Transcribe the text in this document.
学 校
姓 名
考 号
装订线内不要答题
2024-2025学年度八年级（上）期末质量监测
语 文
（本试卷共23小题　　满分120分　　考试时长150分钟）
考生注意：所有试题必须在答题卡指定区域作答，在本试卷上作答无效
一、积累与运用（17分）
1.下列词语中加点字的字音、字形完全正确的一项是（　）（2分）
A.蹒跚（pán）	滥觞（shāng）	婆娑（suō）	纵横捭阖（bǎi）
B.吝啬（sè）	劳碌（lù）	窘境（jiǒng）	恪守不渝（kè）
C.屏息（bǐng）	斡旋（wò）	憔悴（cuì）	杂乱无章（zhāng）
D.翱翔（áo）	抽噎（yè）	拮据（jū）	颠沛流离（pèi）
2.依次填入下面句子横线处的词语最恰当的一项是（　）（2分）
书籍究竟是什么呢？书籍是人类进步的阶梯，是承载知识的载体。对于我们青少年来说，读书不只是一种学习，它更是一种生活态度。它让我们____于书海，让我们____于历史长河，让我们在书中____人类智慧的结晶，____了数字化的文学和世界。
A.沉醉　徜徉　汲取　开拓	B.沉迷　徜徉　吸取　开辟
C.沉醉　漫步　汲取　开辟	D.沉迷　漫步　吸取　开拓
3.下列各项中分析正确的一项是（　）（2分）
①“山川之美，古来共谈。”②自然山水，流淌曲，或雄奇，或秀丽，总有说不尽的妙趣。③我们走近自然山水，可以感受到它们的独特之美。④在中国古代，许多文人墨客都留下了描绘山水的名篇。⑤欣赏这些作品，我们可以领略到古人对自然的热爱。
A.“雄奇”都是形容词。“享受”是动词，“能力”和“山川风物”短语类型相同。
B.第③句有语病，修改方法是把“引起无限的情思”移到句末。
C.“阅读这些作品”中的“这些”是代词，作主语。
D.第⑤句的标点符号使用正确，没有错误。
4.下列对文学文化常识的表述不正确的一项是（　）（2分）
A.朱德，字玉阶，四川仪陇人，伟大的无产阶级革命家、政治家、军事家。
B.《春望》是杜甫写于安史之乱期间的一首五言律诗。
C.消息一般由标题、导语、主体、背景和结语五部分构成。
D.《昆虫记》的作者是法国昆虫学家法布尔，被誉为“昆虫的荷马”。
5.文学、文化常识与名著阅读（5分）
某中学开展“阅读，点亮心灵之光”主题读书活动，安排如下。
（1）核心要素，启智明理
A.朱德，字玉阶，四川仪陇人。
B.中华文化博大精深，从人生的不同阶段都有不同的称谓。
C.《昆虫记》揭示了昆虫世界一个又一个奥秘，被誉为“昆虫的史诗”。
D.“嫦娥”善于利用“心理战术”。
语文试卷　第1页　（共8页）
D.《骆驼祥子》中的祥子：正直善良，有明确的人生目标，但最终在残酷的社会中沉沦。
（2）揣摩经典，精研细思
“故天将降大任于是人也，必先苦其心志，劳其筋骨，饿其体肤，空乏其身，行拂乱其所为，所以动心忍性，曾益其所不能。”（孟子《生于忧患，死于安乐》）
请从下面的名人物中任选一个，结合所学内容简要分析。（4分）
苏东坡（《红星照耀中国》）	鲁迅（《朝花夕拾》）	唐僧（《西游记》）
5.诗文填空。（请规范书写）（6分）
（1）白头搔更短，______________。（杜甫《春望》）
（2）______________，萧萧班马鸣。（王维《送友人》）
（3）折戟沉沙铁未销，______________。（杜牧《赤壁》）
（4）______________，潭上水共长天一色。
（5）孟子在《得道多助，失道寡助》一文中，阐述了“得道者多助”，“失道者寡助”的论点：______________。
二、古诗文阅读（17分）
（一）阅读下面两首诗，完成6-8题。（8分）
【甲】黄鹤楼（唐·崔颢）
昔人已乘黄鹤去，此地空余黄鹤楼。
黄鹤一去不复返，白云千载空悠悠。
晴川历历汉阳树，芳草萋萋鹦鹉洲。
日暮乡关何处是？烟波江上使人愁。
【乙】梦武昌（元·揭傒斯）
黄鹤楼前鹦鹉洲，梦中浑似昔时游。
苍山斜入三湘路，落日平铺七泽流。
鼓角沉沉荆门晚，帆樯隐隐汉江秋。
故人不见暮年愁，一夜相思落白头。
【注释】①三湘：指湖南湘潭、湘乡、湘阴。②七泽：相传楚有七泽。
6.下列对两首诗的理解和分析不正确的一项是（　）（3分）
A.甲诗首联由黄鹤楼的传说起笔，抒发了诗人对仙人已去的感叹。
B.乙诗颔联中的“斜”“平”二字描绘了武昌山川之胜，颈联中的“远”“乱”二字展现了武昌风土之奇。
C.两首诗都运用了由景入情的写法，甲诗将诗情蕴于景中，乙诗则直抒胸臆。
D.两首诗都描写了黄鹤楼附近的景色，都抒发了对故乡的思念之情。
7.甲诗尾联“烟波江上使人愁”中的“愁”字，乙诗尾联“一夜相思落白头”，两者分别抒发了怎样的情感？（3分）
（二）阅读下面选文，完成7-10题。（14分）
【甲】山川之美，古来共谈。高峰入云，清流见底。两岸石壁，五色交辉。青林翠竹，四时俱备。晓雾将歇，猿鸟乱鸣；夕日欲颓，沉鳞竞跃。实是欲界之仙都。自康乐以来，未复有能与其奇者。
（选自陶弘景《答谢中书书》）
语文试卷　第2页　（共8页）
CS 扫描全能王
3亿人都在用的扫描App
********
§ **Task prompt**
Show the data once more, exactly as it was written.

§ **The result**
Transcribe the text in this document.
学 校
姓 名
考 号
装订线内不要答题
2024-2025学年度八年级（上）期末质量监测
语 文
（本试卷共23小题　　满分120分　　考试时长150分钟）
考生注意：所有试题必须在答题卡指定区域作答，在本试卷上作答无效
一、积累与运用（17分）
1.下列词语中加点字的字音、字形完全正确的一项是（　）（2分）
A.蹒跚（pán）	滥觞（shāng）	婆娑（suō）	纵横捭阖（bǎi）
B.吝啬（sè）	劳碌（lù）	窘境（jiǒng）	恪守不渝（kè）
C.屏息（bǐng）	斡旋（wò）	憔悴（cuì）	杂乱无章（zhāng）
D.翱翔（áo）	抽噎（yè）	拮据（jū）	颠沛流离（pèi）
2.依次填入下面句子横线处的词语最恰当的一项是（　）（2分）
书籍究竟是什么呢？书籍是人类进步的阶梯，是承载知识的载体。对于我们青少年来说，读书不只是一种学习，它更是一种生活态度。它让我们____于书海，让我们____于历史长河，让我们在书中____人类智慧的结晶，____了数字化的文学和世界。
A.沉醉　徜徉　汲取　开拓	B.沉迷　徜徉　吸取　开辟
C.沉醉　漫步　汲取　开辟	D.沉迷　漫步　吸取　开拓
3.下列各项中分析正确的一项是（　）（2分）
①“山川之美，古来共谈。”②自然山水，流淌曲，或雄奇，或秀丽，总有说不尽的妙趣。③我们走近自然山水，可以感受到它们的独特之美。④在中国古代，许多文人墨客都留下了描绘山水的名篇。⑤欣赏这些作品，我们可以领略到古人对自然的热爱。
A.“雄奇”都是形容词。“享受”是动词，“能力”和“山川风物”短语类型相同。
B.第③句有语病，修改方法是把“引起无限的情思”移到句末。
C.“阅读这些作品”中的“这些”是代词，作主语。
D.第⑤句的标点符号使用正确，没有错误。
4.下列对文学文化常识的表述不正确的一项是（　）（2分）
A.朱德，字玉阶，四川仪陇人，伟大的无产阶级革命家、政治家、军事家。
B.《春望》是杜甫写于安史之乱期间的一首五言律诗。
C.消息一般由标题、导语、主体、背景和结语五部分构成。
D.《昆虫记》的作者是法国昆虫学家法布尔，被誉为“昆虫的荷马”。
5.文学、文化常识与名著阅读（5分）
某中学开展“阅读，点亮心灵之光”主题读书活动，安排如下。
（1）核心要素，启智明理
A.朱德，字玉阶，四川仪陇人。
B.中华文化博大精深，从人生的不同阶段都有不同的称谓。
C.《昆虫记》揭示了昆虫世界一个又一个奥秘，被誉为“昆虫的史诗”。
D.“嫦娥”善于利用“心理战术”。
语文试卷　第1页　（共8页）
D.《骆驼祥子》中的祥子：正直善良，有明确的人生目标，但最终在残酷的社会中沉沦。
（2）揣摩经典，精研细思
“故天将降大任于是人也，必先苦其心志，劳其筋骨，饿其体肤，空乏其身，行拂乱其所为，所以动心忍性，曾益其所不能。”（孟子《生于忧患，死于安乐》）
请从下面的名人物中任选一个，结合所学内容简要分析。（4分）
苏东坡（《红星照耀中国》）	鲁迅（《朝花夕拾》）	唐僧（《西游记》）
5.诗文填空。（请规范书写）（6分）
（1）白头搔更短，______________。（杜甫《春望》）
（2）______________，萧萧班马鸣。（王维《送友人》）
（3）折戟沉沙铁未销，______________。（杜牧《赤壁》）
（4）______________，潭上水共长天一色。
（5）孟子在《得道多助，失道寡助》一文中，阐述了“得道者多助”，“失道者寡助”的论点：______________。
二、古诗文阅读（17分）
（一）阅读下面两首诗，完成6-8题。（8分）
【甲】黄鹤楼（唐·崔颢）
昔人已乘黄鹤去，此地空余黄鹤楼。
黄鹤一去不复返，白云千载空悠悠。
晴川历历汉阳树，芳草萋萋鹦鹉洲。
日暮乡关何处是？烟波江上使人愁。
【乙】梦武昌（元·揭傒斯）
黄鹤楼前鹦鹉洲，梦中浑似昔时游。
苍山斜入三湘路，落日平铺七泽流。
鼓角沉沉荆门晚，帆樯隐隐汉江秋。
故人不见暮年愁，一夜相思落白头。
【注释】①三湘：指湖南湘潭、湘乡、湘阴。②七泽：相传楚有七泽。
6.下列对两首诗的理解和分析不正确的一项是（　）（3分）
A.甲诗首联由黄鹤楼的传说起笔，抒发了诗人对仙人已去的感叹。
B.乙诗颔联中的“斜”“平”二字描绘了武昌山川之胜，颈联中的“远”“乱”二字展现了武昌风土之奇。
C.两首诗都运用了由景入情的写法，甲诗将诗情蕴于景中，乙诗则直抒胸臆。
D.两首诗都描写了黄鹤楼附近的景色，都抒发了对故乡的思念之情。
7.甲诗尾联“烟波江上使人愁”中的“愁”字，乙诗尾联“一夜相思落白头”，两者分别抒发了怎样的情感？（3分）
（二）阅读下面选文，完成7-10题。（14分）
【甲】山川之美，古来共谈。高峰入云，清流见底。两岸石壁，五色交辉。青林翠竹，四时俱备。晓雾将歇，猿鸟乱鸣；夕日欲颓，沉鳞竞跃。实是欲界之仙都。自康乐以来，未复有能与其奇者。
（选自陶弘景《答谢中书书》）
语文试卷　第2页　（共8页）
CS 扫描全能王
3亿人都在用的扫描App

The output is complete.